Task requirements: Reproduce the records below exactly as they appear.

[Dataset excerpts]
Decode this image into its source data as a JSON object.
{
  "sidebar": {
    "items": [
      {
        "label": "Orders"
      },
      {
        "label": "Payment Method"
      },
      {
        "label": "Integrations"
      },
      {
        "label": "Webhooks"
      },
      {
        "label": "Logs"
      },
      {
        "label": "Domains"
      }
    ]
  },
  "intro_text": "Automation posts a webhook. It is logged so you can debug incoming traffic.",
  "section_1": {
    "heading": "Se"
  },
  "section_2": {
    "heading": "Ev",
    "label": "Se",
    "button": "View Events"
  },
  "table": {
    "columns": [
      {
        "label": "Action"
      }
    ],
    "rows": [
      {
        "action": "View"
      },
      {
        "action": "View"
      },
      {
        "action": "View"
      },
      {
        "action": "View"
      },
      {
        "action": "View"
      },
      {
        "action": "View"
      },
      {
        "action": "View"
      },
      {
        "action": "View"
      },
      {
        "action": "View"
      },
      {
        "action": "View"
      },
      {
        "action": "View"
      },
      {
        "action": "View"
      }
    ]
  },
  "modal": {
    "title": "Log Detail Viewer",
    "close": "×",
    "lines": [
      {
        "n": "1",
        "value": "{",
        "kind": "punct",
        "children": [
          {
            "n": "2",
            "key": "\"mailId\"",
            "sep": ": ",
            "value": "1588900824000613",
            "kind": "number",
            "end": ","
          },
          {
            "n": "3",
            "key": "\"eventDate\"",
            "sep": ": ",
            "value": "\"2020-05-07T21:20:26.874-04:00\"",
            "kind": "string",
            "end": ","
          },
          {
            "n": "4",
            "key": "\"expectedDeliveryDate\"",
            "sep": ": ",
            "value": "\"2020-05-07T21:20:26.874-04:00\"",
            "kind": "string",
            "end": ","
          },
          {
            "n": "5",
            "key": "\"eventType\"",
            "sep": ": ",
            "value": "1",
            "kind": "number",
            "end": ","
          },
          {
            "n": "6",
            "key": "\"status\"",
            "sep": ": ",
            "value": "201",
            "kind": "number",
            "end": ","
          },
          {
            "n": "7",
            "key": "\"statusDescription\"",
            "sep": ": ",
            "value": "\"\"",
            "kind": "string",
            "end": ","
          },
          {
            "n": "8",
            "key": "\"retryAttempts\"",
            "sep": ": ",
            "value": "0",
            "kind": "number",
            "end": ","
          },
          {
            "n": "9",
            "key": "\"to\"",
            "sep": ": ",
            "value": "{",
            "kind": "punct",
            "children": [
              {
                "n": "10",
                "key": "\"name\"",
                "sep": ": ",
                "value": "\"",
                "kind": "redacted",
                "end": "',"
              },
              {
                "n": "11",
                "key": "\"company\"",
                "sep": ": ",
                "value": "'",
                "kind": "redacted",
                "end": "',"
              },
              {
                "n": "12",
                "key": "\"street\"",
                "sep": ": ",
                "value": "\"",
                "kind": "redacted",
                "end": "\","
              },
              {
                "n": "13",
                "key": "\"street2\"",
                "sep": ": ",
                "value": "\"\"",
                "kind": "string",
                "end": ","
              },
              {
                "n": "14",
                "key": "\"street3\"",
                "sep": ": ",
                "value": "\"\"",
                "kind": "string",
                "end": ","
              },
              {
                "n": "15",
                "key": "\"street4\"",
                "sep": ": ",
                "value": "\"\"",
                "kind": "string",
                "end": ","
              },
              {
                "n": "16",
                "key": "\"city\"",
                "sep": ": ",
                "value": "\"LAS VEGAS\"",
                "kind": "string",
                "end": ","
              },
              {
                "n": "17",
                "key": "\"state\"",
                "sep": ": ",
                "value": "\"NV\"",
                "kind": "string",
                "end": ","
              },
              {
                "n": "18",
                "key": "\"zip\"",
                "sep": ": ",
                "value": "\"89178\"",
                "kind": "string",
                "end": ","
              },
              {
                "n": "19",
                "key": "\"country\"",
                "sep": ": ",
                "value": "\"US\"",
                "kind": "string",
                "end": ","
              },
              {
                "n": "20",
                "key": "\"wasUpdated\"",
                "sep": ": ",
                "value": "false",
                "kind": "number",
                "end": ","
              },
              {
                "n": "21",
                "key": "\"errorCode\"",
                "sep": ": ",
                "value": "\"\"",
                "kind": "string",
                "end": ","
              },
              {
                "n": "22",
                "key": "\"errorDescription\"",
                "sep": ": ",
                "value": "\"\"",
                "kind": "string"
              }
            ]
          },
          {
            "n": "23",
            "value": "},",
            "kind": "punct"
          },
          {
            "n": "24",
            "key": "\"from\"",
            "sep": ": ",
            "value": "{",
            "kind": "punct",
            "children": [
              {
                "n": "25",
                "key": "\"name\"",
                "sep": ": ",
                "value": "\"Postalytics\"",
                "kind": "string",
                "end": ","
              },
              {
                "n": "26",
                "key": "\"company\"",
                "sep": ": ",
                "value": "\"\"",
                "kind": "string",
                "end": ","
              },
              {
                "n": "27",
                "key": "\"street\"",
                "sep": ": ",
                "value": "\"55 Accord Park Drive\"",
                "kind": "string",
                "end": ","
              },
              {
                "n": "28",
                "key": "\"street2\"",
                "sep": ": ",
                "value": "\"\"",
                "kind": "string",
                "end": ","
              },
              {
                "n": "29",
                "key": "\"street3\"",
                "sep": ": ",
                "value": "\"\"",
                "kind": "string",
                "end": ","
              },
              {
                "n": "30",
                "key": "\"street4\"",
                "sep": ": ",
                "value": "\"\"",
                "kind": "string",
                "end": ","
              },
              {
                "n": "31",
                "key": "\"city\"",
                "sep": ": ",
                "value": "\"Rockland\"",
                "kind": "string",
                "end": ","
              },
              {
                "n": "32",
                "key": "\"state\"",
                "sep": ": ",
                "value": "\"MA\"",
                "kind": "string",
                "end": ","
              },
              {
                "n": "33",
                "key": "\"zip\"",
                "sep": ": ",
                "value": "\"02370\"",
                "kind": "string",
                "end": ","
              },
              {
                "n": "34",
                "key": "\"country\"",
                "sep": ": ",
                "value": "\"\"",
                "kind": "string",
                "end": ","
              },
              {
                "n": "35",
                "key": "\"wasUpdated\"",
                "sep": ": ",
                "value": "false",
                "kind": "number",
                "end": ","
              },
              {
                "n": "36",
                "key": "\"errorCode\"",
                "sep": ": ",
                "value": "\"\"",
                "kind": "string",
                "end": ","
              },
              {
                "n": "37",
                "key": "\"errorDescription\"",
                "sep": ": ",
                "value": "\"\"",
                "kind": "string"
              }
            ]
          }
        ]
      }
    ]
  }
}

Output for this task:
Decode this image into its source data as a JSON object.
{
  "sidebar": {
    "items": [
      {
        "label": "Orders"
      },
      {
        "label": "Payment Method"
      },
      {
        "label": "Integrations"
      },
      {
        "label": "Webhooks"
      },
      {
        "label": "Logs"
      },
      {
        "label": "Domains"
      }
    ]
  },
  "intro_text": "Automation posts a webhook. It is logged so you can debug incoming traffic.",
  "section_1": {
    "heading": "Se"
  },
  "section_2": {
    "heading": "Ev",
    "label": "Se",
    "button": "View Events"
  },
  "table": {
    "columns": [
      {
        "label": "Action"
      }
    ],
    "rows": [
      {
        "action": "View"
      },
      {
        "action": "View"
      },
      {
        "action": "View"
      },
      {
        "action": "View"
      },
      {
        "action": "View"
      },
      {
        "action": "View"
      },
      {
        "action": "View"
      },
      {
        "action": "View"
      },
      {
        "action": "View"
      },
      {
        "action": "View"
      },
      {
        "action": "View"
      },
      {
        "action": "View"
      }
    ]
  },
  "modal": {
    "title": "Log Detail Viewer",
    "close": "×",
    "lines": [
      {
        "n": "1",
        "value": "{",
        "kind": "punct",
        "children": [
          {
            "n": "2",
            "key": "\"mailId\"",
            "sep": ": ",
            "value": "1588900824000613",
            "kind": "number",
            "end": ","
          },
          {
            "n": "3",
            "key": "\"eventDate\"",
            "sep": ": ",
            "value": "\"2020-05-07T21:20:26.874-04:00\"",
            "kind": "string",
            "end": ","
          },
          {
            "n": "4",
            "key": "\"expectedDeliveryDate\"",
            "sep": ": ",
            "value": "\"2020-05-07T21:20:26.874-04:00\"",
            "kind": "string",
            "end": ","
          },
          {
            "n": "5",
            "key": "\"eventType\"",
            "sep": ": ",
            "value": "1",
            "kind": "number",
            "end": ","
          },
          {
            "n": "6",
            "key": "\"status\"",
            "sep": ": ",
            "value": "201",
            "kind": "number",
            "end": ","
          },
          {
            "n": "7",
            "key": "\"statusDescription\"",
            "sep": ": ",
            "value": "\"\"",
            "kind": "string",
            "end": ","
          },
          {
            "n": "8",
            "key": "\"retryAttempts\"",
            "sep": ": ",
            "value": "0",
            "kind": "number",
            "end": ","
          },
          {
            "n": "9",
            "key": "\"to\"",
            "sep": ": ",
            "value": "{",
            "kind": "punct",
            "children": [
              {
                "n": "10",
                "key": "\"name\"",
                "sep": ": ",
                "value": "\"",
                "kind": "redacted",
                "end": "',"
              },
              {
                "n": "11",
                "key": "\"company\"",
                "sep": ": ",
                "value": "'",
                "kind": "redacted",
                "end": "',"
              },
              {
                "n": "12",
                "key": "\"street\"",
                "sep": ": ",
                "value": "\"",
                "kind": "redacted",
                "end": "\","
              },
              {
                "n": "13",
                "key": "\"street2\"",
                "sep": ": ",
                "value": "\"\"",
                "kind": "string",
                "end": ","
              },
              {
                "n": "14",
                "key": "\"street3\"",
                "sep": ": ",
                "value": "\"\"",
                "kind": "string",
                "end": ","
              },
              {
                "n": "15",
                "key": "\"street4\"",
                "sep": ": ",
                "value": "\"\"",
                "kind": "string",
                "end": ","
              },
              {
                "n": "16",
                "key": "\"city\"",
                "sep": ": ",
                "value": "\"LAS VEGAS\"",
                "kind": "string",
                "end": ","
              },
              {
                "n": "17",
                "key": "\"state\"",
                "sep": ": ",
                "value": "\"NV\"",
                "kind": "string",
                "end": ","
              },
              {
                "n": "18",
                "key": "\"zip\"",
                "sep": ": ",
                "value": "\"89178\"",
                "kind": "string",
                "end": ","
              },
              {
                "n": "19",
                "key": "\"country\"",
                "sep": ": ",
                "value": "\"US\"",
                "kind": "string",
                "end": ","
              },
              {
                "n": "20",
                "key": "\"wasUpdated\"",
                "sep": ": ",
                "value": "false",
                "kind": "number",
                "end": ","
              },
              {
                "n": "21",
                "key": "\"errorCode\"",
                "sep": ": ",
                "value": "\"\"",
                "kind": "string",
                "end": ","
              },
              {
                "n": "22",
                "key": "\"errorDescription\"",
                "sep": ": ",
                "value": "\"\"",
                "kind": "string"
              }
            ]
          },
          {
            "n": "23",
            "value": "},",
            "kind": "punct"
          },
          {
            "n": "24",
            "key": "\"from\"",
            "sep": ": ",
            "value": "{",
            "kind": "punct",
            "children": [
              {
                "n": "25",
                "key": "\"name\"",
                "sep": ": ",
                "value": "\"Postalytics\"",
                "kind": "string",
                "end": ","
              },
              {
                "n": "26",
                "key": "\"company\"",
                "sep": ": ",
                "value": "\"\"",
                "kind": "string",
                "end": ","
              },
              {
                "n": "27",
                "key": "\"street\"",
                "sep": ": ",
                "value": "\"55 Accord Park Drive\"",
                "kind": "string",
                "end": ","
              },
              {
                "n": "28",
                "key": "\"street2\"",
                "sep": ": ",
                "value": "\"\"",
                "kind": "string",
                "end": ","
              },
              {
                "n": "29",
                "key": "\"street3\"",
                "sep": ": ",
                "value": "\"\"",
                "kind": "string",
                "end": ","
              },
              {
                "n": "30",
                "key": "\"street4\"",
                "sep": ": ",
                "value": "\"\"",
                "kind": "string",
                "end": ","
              },
              {
                "n": "31",
                "key": "\"city\"",
                "sep": ": ",
                "value": "\"Rockland\"",
                "kind": "string",
                "end": ","
              },
              {
                "n": "32",
                "key": "\"state\"",
                "sep": ": ",
                "value": "\"MA\"",
                "kind": "string",
                "end": ","
              },
              {
                "n": "33",
                "key": "\"zip\"",
                "sep": ": ",
                "value": "\"02370\"",
                "kind": "string",
                "end": ","
              },
              {
                "n": "34",
                "key": "\"country\"",
                "sep": ": ",
                "value": "\"\"",
                "kind": "string",
                "end": ","
              },
              {
                "n": "35",
                "key": "\"wasUpdated\"",
                "sep": ": ",
                "value": "false",
                "kind": "number",
                "end": ","
              },
              {
                "n": "36",
                "key": "\"errorCode\"",
                "sep": ": ",
                "value": "\"\"",
                "kind": "string",
                "end": ","
              },
              {
                "n": "37",
                "key": "\"errorDescription\"",
                "sep": ": ",
                "value": "\"\"",
                "kind": "string"
              }
            ]
          }
        ]
      }
    ]
  }
}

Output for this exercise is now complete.